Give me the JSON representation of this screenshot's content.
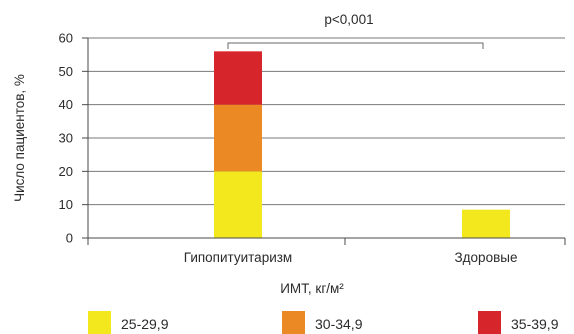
{
  "chart_data": {
    "type": "bar",
    "stacked": true,
    "categories": [
      "Гипопитуитаризм",
      "Здоровые"
    ],
    "series": [
      {
        "name": "25-29,9",
        "values": [
          20,
          8.5
        ],
        "color": "#f3e81d"
      },
      {
        "name": "30-34,9",
        "values": [
          20,
          0
        ],
        "color": "#eb8a25"
      },
      {
        "name": "35-39,9",
        "values": [
          16,
          0
        ],
        "color": "#d7262b"
      }
    ],
    "xlabel": "ИМТ, кг/м²",
    "ylabel": "Число пациентов, %",
    "ylim": [
      0,
      60
    ],
    "yticks": [
      0,
      10,
      20,
      30,
      40,
      50,
      60
    ],
    "grid": true,
    "legend_position": "bottom",
    "annotation": {
      "text": "p<0,001",
      "from_category": 0,
      "to_category": 1
    }
  }
}
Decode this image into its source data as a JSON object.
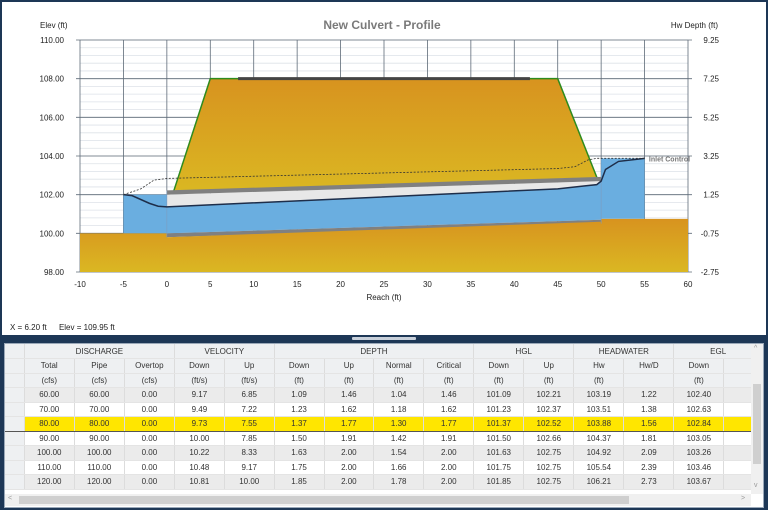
{
  "chart_data": {
    "type": "area",
    "title": "New Culvert - Profile",
    "xlabel": "Reach (ft)",
    "ylabel": "Elev (ft)",
    "y2label": "Hw Depth (ft)",
    "xlim": [
      -10,
      60
    ],
    "ylim": [
      98,
      110
    ],
    "y2lim": [
      -2.75,
      9.25
    ],
    "xticks": [
      "-10",
      "-5",
      "0",
      "5",
      "10",
      "15",
      "20",
      "25",
      "30",
      "35",
      "40",
      "45",
      "50",
      "55",
      "60"
    ],
    "yticks": [
      "98.00",
      "100.00",
      "102.00",
      "104.00",
      "106.00",
      "108.00",
      "110.00"
    ],
    "y2ticks": [
      "-2.75",
      "-0.75",
      "1.25",
      "3.25",
      "5.25",
      "7.25",
      "9.25"
    ],
    "grid": true,
    "annotation": "Inlet Control",
    "colors": {
      "embankment": "#d9a21e",
      "ground": "#d9a21e",
      "water": "#6aaee0",
      "pipe": "#808080",
      "road": "#444444",
      "slope": "#2e8b1e",
      "hgl": "#1e2e4a"
    },
    "ground": [
      [
        -10,
        100
      ],
      [
        0,
        100
      ],
      [
        0,
        99.8
      ],
      [
        50,
        100.6
      ],
      [
        50,
        100.75
      ],
      [
        60,
        100.75
      ],
      [
        60,
        98
      ],
      [
        -10,
        98
      ]
    ],
    "embankment": [
      [
        0.8,
        102.2
      ],
      [
        5,
        108
      ],
      [
        45,
        108
      ],
      [
        49.5,
        102.9
      ]
    ],
    "road": [
      [
        8.2,
        108
      ],
      [
        41.8,
        108
      ]
    ],
    "pipe_invert": [
      [
        0,
        100.0
      ],
      [
        50,
        100.7
      ]
    ],
    "pipe_crown": [
      [
        0,
        102.0
      ],
      [
        50,
        102.7
      ]
    ],
    "tailwater_pool": {
      "x": [
        -5,
        0
      ],
      "bottom": 100,
      "surface": 102.0
    },
    "headwater_pool": {
      "x": [
        50,
        55
      ],
      "bottom": 100.75,
      "surface": 103.88
    },
    "hgl": [
      [
        -5,
        102.0
      ],
      [
        -4,
        101.95
      ],
      [
        -2,
        101.55
      ],
      [
        -1,
        101.4
      ],
      [
        0,
        101.37
      ],
      [
        45,
        102.3
      ],
      [
        48,
        102.45
      ],
      [
        49.5,
        102.52
      ],
      [
        50,
        102.7
      ],
      [
        50.5,
        103.3
      ],
      [
        52,
        103.72
      ],
      [
        55,
        103.88
      ]
    ],
    "egl": [
      [
        -5,
        102.0
      ],
      [
        -3,
        102.3
      ],
      [
        -1.5,
        102.75
      ],
      [
        0,
        102.84
      ],
      [
        45,
        103.35
      ],
      [
        47,
        103.45
      ],
      [
        48.5,
        103.8
      ],
      [
        49.5,
        103.88
      ],
      [
        55,
        103.88
      ]
    ]
  },
  "readout": {
    "x": "X = 6.20 ft",
    "elev": "Elev = 109.95 ft"
  },
  "table": {
    "groups": [
      [
        "DISCHARGE",
        3
      ],
      [
        "VELOCITY",
        2
      ],
      [
        "DEPTH",
        4
      ],
      [
        "HGL",
        2
      ],
      [
        "HEADWATER",
        2
      ],
      [
        "EGL",
        2
      ]
    ],
    "columns": [
      "Total",
      "Pipe",
      "Overtop",
      "Down",
      "Up",
      "Down",
      "Up",
      "Normal",
      "Critical",
      "Down",
      "Up",
      "Hw",
      "Hw/D",
      "Down",
      ""
    ],
    "units": [
      "(cfs)",
      "(cfs)",
      "(cfs)",
      "(ft/s)",
      "(ft/s)",
      "(ft)",
      "(ft)",
      "(ft)",
      "(ft)",
      "(ft)",
      "(ft)",
      "(ft)",
      "",
      "(ft)",
      ""
    ],
    "selected_row": 2,
    "rows": [
      [
        "60.00",
        "60.00",
        "0.00",
        "9.17",
        "6.85",
        "1.09",
        "1.46",
        "1.04",
        "1.46",
        "101.09",
        "102.21",
        "103.19",
        "1.22",
        "102.40",
        ""
      ],
      [
        "70.00",
        "70.00",
        "0.00",
        "9.49",
        "7.22",
        "1.23",
        "1.62",
        "1.18",
        "1.62",
        "101.23",
        "102.37",
        "103.51",
        "1.38",
        "102.63",
        ""
      ],
      [
        "80.00",
        "80.00",
        "0.00",
        "9.73",
        "7.55",
        "1.37",
        "1.77",
        "1.30",
        "1.77",
        "101.37",
        "102.52",
        "103.88",
        "1.56",
        "102.84",
        ""
      ],
      [
        "90.00",
        "90.00",
        "0.00",
        "10.00",
        "7.85",
        "1.50",
        "1.91",
        "1.42",
        "1.91",
        "101.50",
        "102.66",
        "104.37",
        "1.81",
        "103.05",
        ""
      ],
      [
        "100.00",
        "100.00",
        "0.00",
        "10.22",
        "8.33",
        "1.63",
        "2.00",
        "1.54",
        "2.00",
        "101.63",
        "102.75",
        "104.92",
        "2.09",
        "103.26",
        ""
      ],
      [
        "110.00",
        "110.00",
        "0.00",
        "10.48",
        "9.17",
        "1.75",
        "2.00",
        "1.66",
        "2.00",
        "101.75",
        "102.75",
        "105.54",
        "2.39",
        "103.46",
        ""
      ],
      [
        "120.00",
        "120.00",
        "0.00",
        "10.81",
        "10.00",
        "1.85",
        "2.00",
        "1.78",
        "2.00",
        "101.85",
        "102.75",
        "106.21",
        "2.73",
        "103.67",
        ""
      ]
    ]
  }
}
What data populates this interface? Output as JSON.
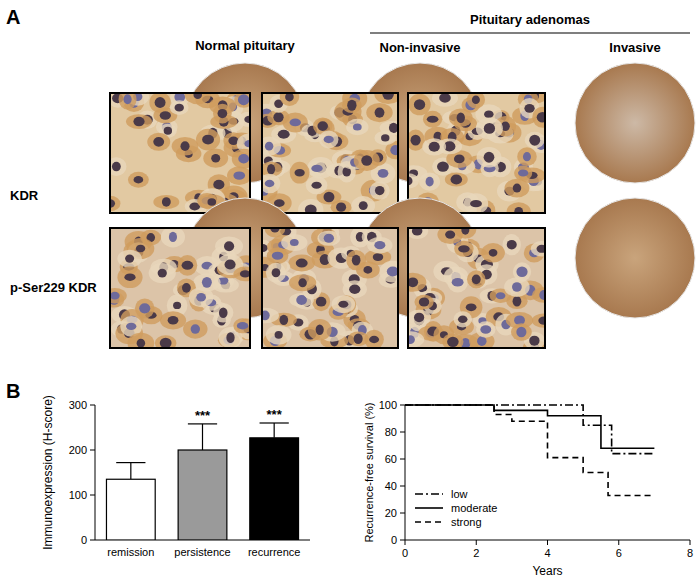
{
  "figure": {
    "panel_labels": [
      "A",
      "B"
    ],
    "panel_a": {
      "group_label": "Pituitary adenomas",
      "columns": [
        "Normal pituitary",
        "Non-invasive",
        "Invasive"
      ],
      "rows": [
        "KDR",
        "p-Ser229 KDR"
      ]
    }
  },
  "chart_data": [
    {
      "type": "bar",
      "categories": [
        "remission",
        "persistence",
        "recurrence"
      ],
      "values": [
        135,
        200,
        227
      ],
      "errors": [
        37,
        58,
        33
      ],
      "colors": [
        "#ffffff",
        "#9a9a9a",
        "#000000"
      ],
      "y_label": "Immunoexpression (H-score)",
      "ylim": [
        0,
        300
      ],
      "yticks": [
        0,
        100,
        200,
        300
      ],
      "annotations": [
        {
          "text": "***",
          "category": "persistence"
        },
        {
          "text": "***",
          "category": "recurrence"
        }
      ]
    },
    {
      "type": "step",
      "x_label": "Years",
      "y_label": "Recurrence-free survival (%)",
      "xlim": [
        0,
        8
      ],
      "xticks": [
        0,
        2,
        4,
        6,
        8
      ],
      "ylim": [
        0,
        100
      ],
      "yticks": [
        0,
        20,
        40,
        60,
        80,
        100
      ],
      "legend": "lower left",
      "series": [
        {
          "name": "low",
          "color": "#000000",
          "line_style": "dashdot",
          "x": [
            0,
            5,
            5.8,
            7
          ],
          "values": [
            100,
            85,
            64,
            64
          ]
        },
        {
          "name": "moderate",
          "color": "#000000",
          "line_style": "solid",
          "x": [
            0,
            2.5,
            4,
            5.5,
            7
          ],
          "values": [
            100,
            96,
            92,
            68,
            68
          ]
        },
        {
          "name": "strong",
          "color": "#000000",
          "line_style": "dashed",
          "x": [
            0,
            2.5,
            3,
            4,
            5,
            5.7,
            7
          ],
          "values": [
            100,
            93,
            88,
            61,
            50,
            33,
            33
          ]
        }
      ]
    }
  ]
}
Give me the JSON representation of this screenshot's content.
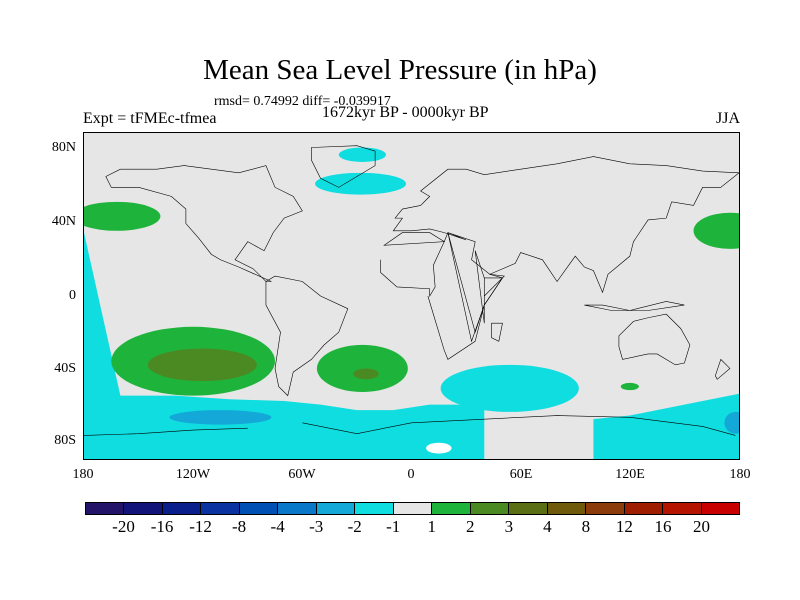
{
  "title": "Mean Sea Level Pressure (in hPa)",
  "stats": "rmsd= 0.74992 diff= -0.039917",
  "left_string": "Expt = tFMEc-tfmea",
  "center_string": "1672kyr BP - 0000kyr BP",
  "right_string": "JJA",
  "lat_labels": [
    "80N",
    "40N",
    "0",
    "40S",
    "80S"
  ],
  "lon_labels": [
    "180",
    "120W",
    "60W",
    "0",
    "60E",
    "120E",
    "180"
  ],
  "colorbar": {
    "labels": [
      "-20",
      "-16",
      "-12",
      "-8",
      "-4",
      "-3",
      "-2",
      "-1",
      "1",
      "2",
      "3",
      "4",
      "8",
      "12",
      "16",
      "20"
    ],
    "colors": [
      "#23146a",
      "#12147a",
      "#0a1e8c",
      "#0a32a0",
      "#0050b4",
      "#0a78c8",
      "#14a8d8",
      "#10dde0",
      "#e6e6e6",
      "#1eb43c",
      "#4b8a23",
      "#5a6e14",
      "#6e5a0a",
      "#8c3c0a",
      "#a01e00",
      "#b41400",
      "#c80000"
    ]
  }
}
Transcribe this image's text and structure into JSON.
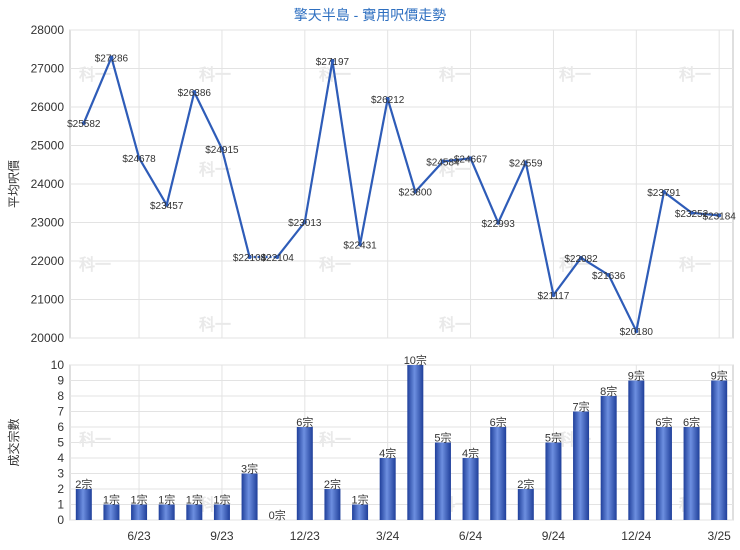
{
  "chart_data": [
    {
      "type": "line",
      "title": "擎天半島 - 實用呎價走勢",
      "ylabel": "平均呎價",
      "ylim": [
        20000,
        28000
      ],
      "yticks": [
        20000,
        21000,
        22000,
        23000,
        24000,
        25000,
        26000,
        27000,
        28000
      ],
      "grid": true,
      "x": [
        "4/23",
        "5/23",
        "6/23",
        "7/23",
        "8/23",
        "9/23",
        "10/23",
        "11/23",
        "12/23",
        "1/24",
        "2/24",
        "3/24",
        "4/24",
        "5/24",
        "6/24",
        "7/24",
        "8/24",
        "9/24",
        "10/24",
        "11/24",
        "12/24",
        "1/25",
        "2/25",
        "3/25"
      ],
      "series": [
        {
          "values": [
            25582,
            27286,
            24678,
            23457,
            26386,
            24915,
            22104,
            22104,
            23013,
            27197,
            22431,
            26212,
            23800,
            24584,
            24667,
            22993,
            24559,
            21117,
            22082,
            21636,
            20180,
            23791,
            23252,
            23184
          ],
          "labels": [
            "$25582",
            "$27286",
            "$24678",
            "$23457",
            "$26386",
            "$24915",
            "$22104",
            "$22104",
            "$23013",
            "$27197",
            "$22431",
            "$26212",
            "$23800",
            "$24584",
            "$24667",
            "$22993",
            "$24559",
            "$21117",
            "$22082",
            "$21636",
            "$20180",
            "$23791",
            "$23252",
            "$23184"
          ],
          "dashed_after_index": [
            6
          ],
          "color": "#2e5cb8"
        }
      ]
    },
    {
      "type": "bar",
      "ylabel": "成交宗數",
      "ylim": [
        0,
        10
      ],
      "yticks": [
        0,
        1,
        2,
        3,
        4,
        5,
        6,
        7,
        8,
        9,
        10
      ],
      "grid": true,
      "categories": [
        "4/23",
        "5/23",
        "6/23",
        "7/23",
        "8/23",
        "9/23",
        "10/23",
        "11/23",
        "12/23",
        "1/24",
        "2/24",
        "3/24",
        "4/24",
        "5/24",
        "6/24",
        "7/24",
        "8/24",
        "9/24",
        "10/24",
        "11/24",
        "12/24",
        "1/25",
        "2/25",
        "3/25"
      ],
      "tick_labels": [
        "",
        "",
        "6/23",
        "",
        "",
        "9/23",
        "",
        "",
        "12/23",
        "",
        "",
        "3/24",
        "",
        "",
        "6/24",
        "",
        "",
        "9/24",
        "",
        "",
        "12/24",
        "",
        "",
        "3/25"
      ],
      "values": [
        2,
        1,
        1,
        1,
        1,
        1,
        3,
        0,
        6,
        2,
        1,
        4,
        10,
        5,
        4,
        6,
        2,
        5,
        7,
        8,
        9,
        6,
        6,
        9
      ],
      "labels": [
        "2宗",
        "1宗",
        "1宗",
        "1宗",
        "1宗",
        "1宗",
        "3宗",
        "0宗",
        "6宗",
        "2宗",
        "1宗",
        "4宗",
        "10宗",
        "5宗",
        "4宗",
        "6宗",
        "2宗",
        "5宗",
        "7宗",
        "8宗",
        "9宗",
        "6宗",
        "6宗",
        "9宗"
      ],
      "color": "#3a63c4"
    }
  ],
  "watermark": "科一"
}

-.-.-

[Exercise description]: Select and copy every line from the records that includes the word "title".

[Answer to the exercise]:
    "title": "New Culvert - Profile",
  "title": "Mean Sea Level Pressure (in hPa)",
      "title": "擎天半島 - 實用呎價走勢",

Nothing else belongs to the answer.